**** SOURCE EXTRACT

Systematic comparison of the fidelity of aRNA, mRNA and T-RNA on gene expression profiling using cDNA microarray

Abstract

In cDNA microarray technology, there are three main reverse transcription based RNA labeling methods, using total RNA (T-RNA), mRNA, and amplified antisense RNA (aRNA), respectively. However, despite the common use of the three types of RNAs, limited data are available regarding their differences and concordances. In this report, we compared the three methods through two sets of self-comparison experiments using the same RNA sample in all cases. Within each method, duplicate hybridizations are highly reproducible with low biases, which are randomly produced. When combining different RNAs within a single array, correlation coefficients between the two channels are rather low, while the discrepancies are persistent. Furthermore, the fidelity of aRNA and mRNA microarrays in the expression profile study shows no significant difference with standard T-RNA based labeling methods. These results suggest that some RNA abundance are selectively changed during aRNA amplification/mRNA purification processes, but it will not affect the gene expression ratio of the two samples if the same type RNA are used. Therefore all three types of RNAs can be used in expression profiling analysis as long as the test and reference samples are generated by identical method within single study.

Introduction

Glass cDNA microarray technology has resulted in fruitful applications in the biomedicine field since its introduction. Parallel qualification of large numbers of RNA transcripts using microarray technology promises to provide detailed insight into cellular processes involved in the regulation of gene expression. This should allow new understanding of signaling networks that operate in the cell and of the molecular basis and classification of diseases (Alon et al., 1999, Golub et al., 1999, Sgroi et al., 1999 Alizadeh et al., 2000, Perou et al., 2000, Ross et al., 2000, Dhanasekaran et al., 2001).

However, a main problem with gene expression profiling by microarray is that 10–100 μg of total RNA or 2–5 μg mRNA may be required to determine an expression profile, which makes analyzing of small biopsies extremely difficult, especially in the case of fine needle aspiration or laser capture microdissection samples. To widen the capability of microarray technology, it is crucial to develop effective and high fidelity RNA amplification system to detect gene expression with limited amount of sample inputs. Such protocols for cDNA microarray experiments amplify RNA either in an in vitro transcription based linear way (Van Gelder et al., 1990, Eberwine et al., 1992, Wang et al., 2000), or a PCR based exponential method (Iscove et al., 2002), or a combination of a linear and exponential amplification (Puskas et al., 2002b). The T7 RNA polymerase based linear amplification protocol is the most widely used among the available amplification techniques. Using this method, the starting amount of total RNA can be lowered to 2 ng–10 μg (Baugh et al., 2001), and a few investigators have reported that this method is reliable enough to detect differentially expressed genes with microarray (Ono et al., 2000, Pabon et al., 2001, Hu et al., 2002, Puskas et al., 2002a).

Despite the common use of total RNA (T-RNA), mRNA, and amplified antisense RNA (aRNA) in gene expression profiling analysis, there has been lack of systematic comparison of the differences and concordances among them. In this report, we compare the three methods by two sets of self-comparison experiments using the same RNA sample in all cases. Moreover, the fidelity and reliability of the three methods in gene expression profiling study is compared with the same pair of RNA samples.

********
**** SOURCE DATA

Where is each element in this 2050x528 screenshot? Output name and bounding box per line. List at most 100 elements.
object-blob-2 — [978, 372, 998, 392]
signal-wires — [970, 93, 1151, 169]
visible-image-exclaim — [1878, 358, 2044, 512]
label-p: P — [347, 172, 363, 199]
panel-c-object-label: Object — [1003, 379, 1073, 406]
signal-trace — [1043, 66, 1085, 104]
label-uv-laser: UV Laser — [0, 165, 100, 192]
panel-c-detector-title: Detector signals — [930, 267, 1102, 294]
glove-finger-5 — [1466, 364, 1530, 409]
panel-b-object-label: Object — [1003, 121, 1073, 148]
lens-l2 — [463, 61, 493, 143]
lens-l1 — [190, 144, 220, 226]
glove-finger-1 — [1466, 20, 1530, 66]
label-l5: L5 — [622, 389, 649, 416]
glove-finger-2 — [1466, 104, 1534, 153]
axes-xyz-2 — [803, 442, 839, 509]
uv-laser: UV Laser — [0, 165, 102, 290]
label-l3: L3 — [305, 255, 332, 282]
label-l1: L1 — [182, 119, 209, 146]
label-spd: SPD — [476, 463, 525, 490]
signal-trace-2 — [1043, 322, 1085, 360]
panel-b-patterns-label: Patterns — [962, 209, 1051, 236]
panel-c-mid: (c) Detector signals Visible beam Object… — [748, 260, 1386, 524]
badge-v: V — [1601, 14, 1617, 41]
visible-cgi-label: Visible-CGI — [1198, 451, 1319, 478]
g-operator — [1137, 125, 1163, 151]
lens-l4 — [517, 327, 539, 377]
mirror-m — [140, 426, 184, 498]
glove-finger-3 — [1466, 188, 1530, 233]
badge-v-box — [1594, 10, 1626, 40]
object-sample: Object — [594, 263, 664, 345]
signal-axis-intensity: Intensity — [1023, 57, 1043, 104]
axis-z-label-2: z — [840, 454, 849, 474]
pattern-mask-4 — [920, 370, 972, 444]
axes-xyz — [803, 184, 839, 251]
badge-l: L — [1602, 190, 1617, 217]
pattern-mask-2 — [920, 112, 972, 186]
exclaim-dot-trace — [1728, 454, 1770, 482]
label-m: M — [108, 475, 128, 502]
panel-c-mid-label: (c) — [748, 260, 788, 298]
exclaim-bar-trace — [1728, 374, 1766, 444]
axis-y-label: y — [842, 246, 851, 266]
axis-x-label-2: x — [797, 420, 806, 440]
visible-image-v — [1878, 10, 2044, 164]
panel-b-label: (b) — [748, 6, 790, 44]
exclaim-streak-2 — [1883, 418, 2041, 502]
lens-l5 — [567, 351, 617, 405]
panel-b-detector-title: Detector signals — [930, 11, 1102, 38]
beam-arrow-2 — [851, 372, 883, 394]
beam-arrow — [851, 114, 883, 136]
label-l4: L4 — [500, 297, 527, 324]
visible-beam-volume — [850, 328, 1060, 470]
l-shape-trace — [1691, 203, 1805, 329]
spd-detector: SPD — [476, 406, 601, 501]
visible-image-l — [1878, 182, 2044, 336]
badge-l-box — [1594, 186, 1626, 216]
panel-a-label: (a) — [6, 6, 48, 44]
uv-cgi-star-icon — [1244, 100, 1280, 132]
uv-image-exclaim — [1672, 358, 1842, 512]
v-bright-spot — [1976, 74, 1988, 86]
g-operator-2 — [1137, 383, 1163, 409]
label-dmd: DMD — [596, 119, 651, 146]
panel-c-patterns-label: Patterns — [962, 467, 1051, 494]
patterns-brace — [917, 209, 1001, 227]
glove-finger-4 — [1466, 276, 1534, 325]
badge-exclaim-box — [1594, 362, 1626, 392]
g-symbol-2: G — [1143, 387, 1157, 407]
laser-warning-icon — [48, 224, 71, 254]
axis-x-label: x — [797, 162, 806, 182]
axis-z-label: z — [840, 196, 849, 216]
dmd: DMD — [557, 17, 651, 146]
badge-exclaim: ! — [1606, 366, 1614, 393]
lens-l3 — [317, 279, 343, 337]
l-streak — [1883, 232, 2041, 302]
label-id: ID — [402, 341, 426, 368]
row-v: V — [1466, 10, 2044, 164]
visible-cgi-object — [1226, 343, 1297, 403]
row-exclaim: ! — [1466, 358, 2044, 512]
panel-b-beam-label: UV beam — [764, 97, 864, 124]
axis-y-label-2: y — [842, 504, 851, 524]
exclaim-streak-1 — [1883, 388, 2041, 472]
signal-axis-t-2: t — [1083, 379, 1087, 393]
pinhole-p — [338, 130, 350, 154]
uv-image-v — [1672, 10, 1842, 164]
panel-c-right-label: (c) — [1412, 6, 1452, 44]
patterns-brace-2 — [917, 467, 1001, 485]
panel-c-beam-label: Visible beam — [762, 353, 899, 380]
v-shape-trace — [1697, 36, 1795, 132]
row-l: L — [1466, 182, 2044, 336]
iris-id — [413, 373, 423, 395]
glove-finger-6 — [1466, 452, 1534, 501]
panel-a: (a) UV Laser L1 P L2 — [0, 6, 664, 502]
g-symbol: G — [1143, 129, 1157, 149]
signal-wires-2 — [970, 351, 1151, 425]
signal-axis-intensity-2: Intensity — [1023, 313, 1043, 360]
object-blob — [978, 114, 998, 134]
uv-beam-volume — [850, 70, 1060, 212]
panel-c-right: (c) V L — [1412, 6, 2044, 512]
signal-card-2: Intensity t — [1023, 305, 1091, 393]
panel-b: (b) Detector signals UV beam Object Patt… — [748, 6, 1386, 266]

********

**ABOUT THIS EXERCISE:**
Reproduce the passage of the microarray RNA-labeling text starting at "Despite the common use of total" and ending at "of RNA samples.".

**RESPONSE FOR THIS EXERCISE:**
Despite the common use of total RNA (T-RNA), mRNA, and amplified antisense RNA (aRNA) in gene expression profiling analysis, there has been lack of systematic comparison of the differences and concordances among them. In this report, we compare the three methods by two sets of self-comparison experiments using the same RNA sample in all cases. Moreover, the fidelity and reliability of the three methods in gene expression profiling study is compared with the same pair of RNA samples.